What you need to do → Write out the material again word for word, dropping any images it holds.

Input for this task →

============================================================

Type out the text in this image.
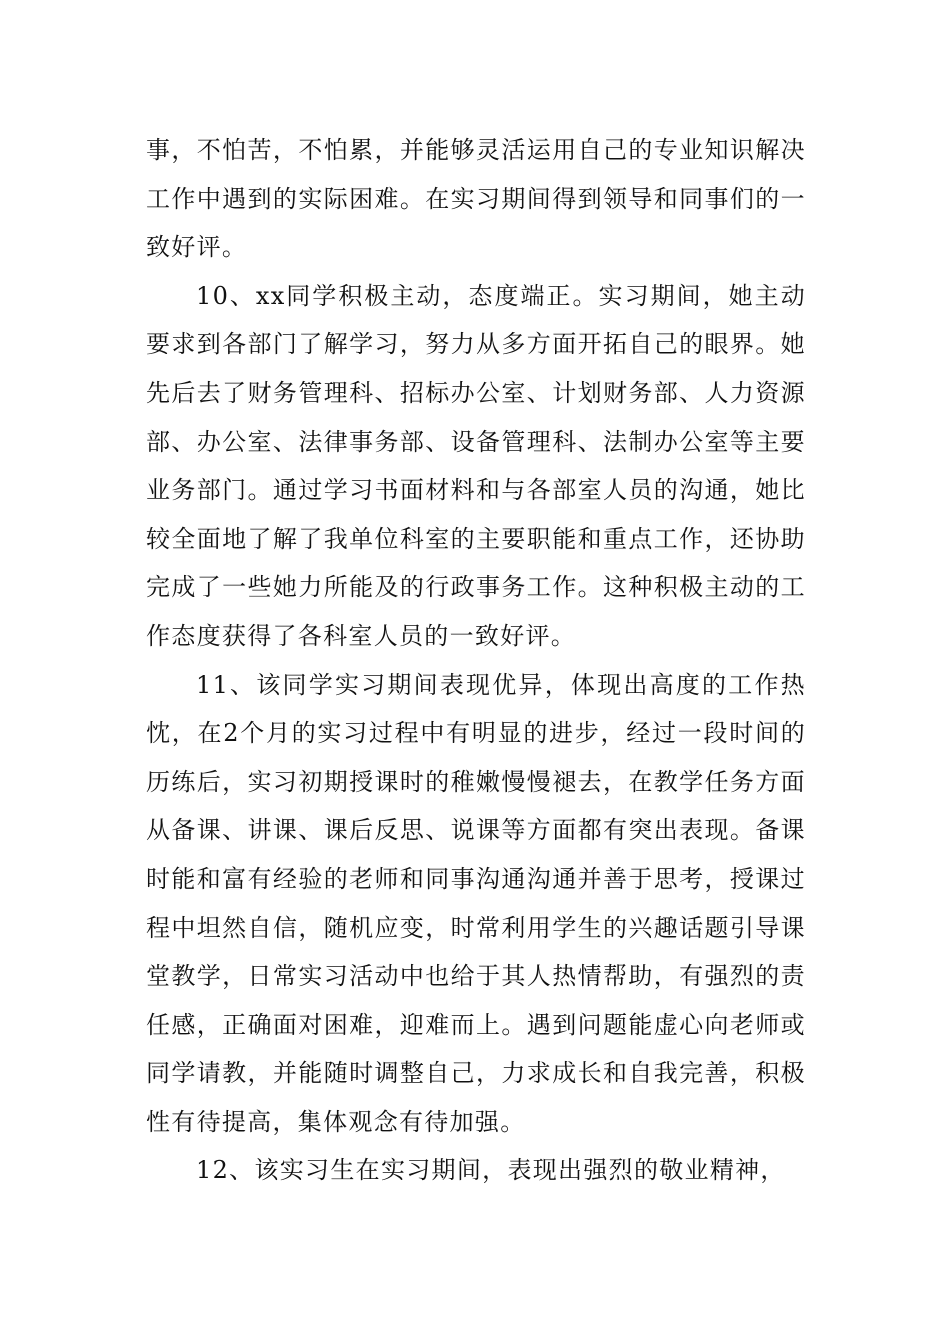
事，不怕苦，不怕累，并能够灵活运用自己的专业知识解决工作中遇到的实际困难。在实习期间得到领导和同事们的一致好评。

10、xx同学积极主动，态度端正。实习期间，她主动要求到各部门了解学习，努力从多方面开拓自己的眼界。她先后去了财务管理科、招标办公室、计划财务部、人力资源部、办公室、法律事务部、设备管理科、法制办公室等主要业务部门。通过学习书面材料和与各部室人员的沟通，她比较全面地了解了我单位科室的主要职能和重点工作，还协助完成了一些她力所能及的行政事务工作。这种积极主动的工作态度获得了各科室人员的一致好评。

11、该同学实习期间表现优异，体现出高度的工作热忱，在2个月的实习过程中有明显的进步，经过一段时间的历练后，实习初期授课时的稚嫩慢慢褪去，在教学任务方面从备课、讲课、课后反思、说课等方面都有突出表现。备课时能和富有经验的老师和同事沟通沟通并善于思考，授课过程中坦然自信，随机应变，时常利用学生的兴趣话题引导课堂教学，日常实习活动中也给于其人热情帮助，有强烈的责任感，正确面对困难，迎难而上。遇到问题能虚心向老师或同学请教，并能随时调整自己，力求成长和自我完善，积极性有待提高，集体观念有待加强。

12、该实习生在实习期间，表现出强烈的敬业精神，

============================================================

Finished answer →
Type out the text in this image.
事，不怕苦，不怕累，并能够灵活运用自己的专业知识解决工作中遇到的实际困难。在实习期间得到领导和同事们的一致好评。

10、xx同学积极主动，态度端正。实习期间，她主动要求到各部门了解学习，努力从多方面开拓自己的眼界。她先后去了财务管理科、招标办公室、计划财务部、人力资源部、办公室、法律事务部、设备管理科、法制办公室等主要业务部门。通过学习书面材料和与各部室人员的沟通，她比较全面地了解了我单位科室的主要职能和重点工作，还协助完成了一些她力所能及的行政事务工作。这种积极主动的工作态度获得了各科室人员的一致好评。

11、该同学实习期间表现优异，体现出高度的工作热忱，在2个月的实习过程中有明显的进步，经过一段时间的历练后，实习初期授课时的稚嫩慢慢褪去，在教学任务方面从备课、讲课、课后反思、说课等方面都有突出表现。备课时能和富有经验的老师和同事沟通沟通并善于思考，授课过程中坦然自信，随机应变，时常利用学生的兴趣话题引导课堂教学，日常实习活动中也给于其人热情帮助，有强烈的责任感，正确面对困难，迎难而上。遇到问题能虚心向老师或同学请教，并能随时调整自己，力求成长和自我完善，积极性有待提高，集体观念有待加强。

12、该实习生在实习期间，表现出强烈的敬业精神，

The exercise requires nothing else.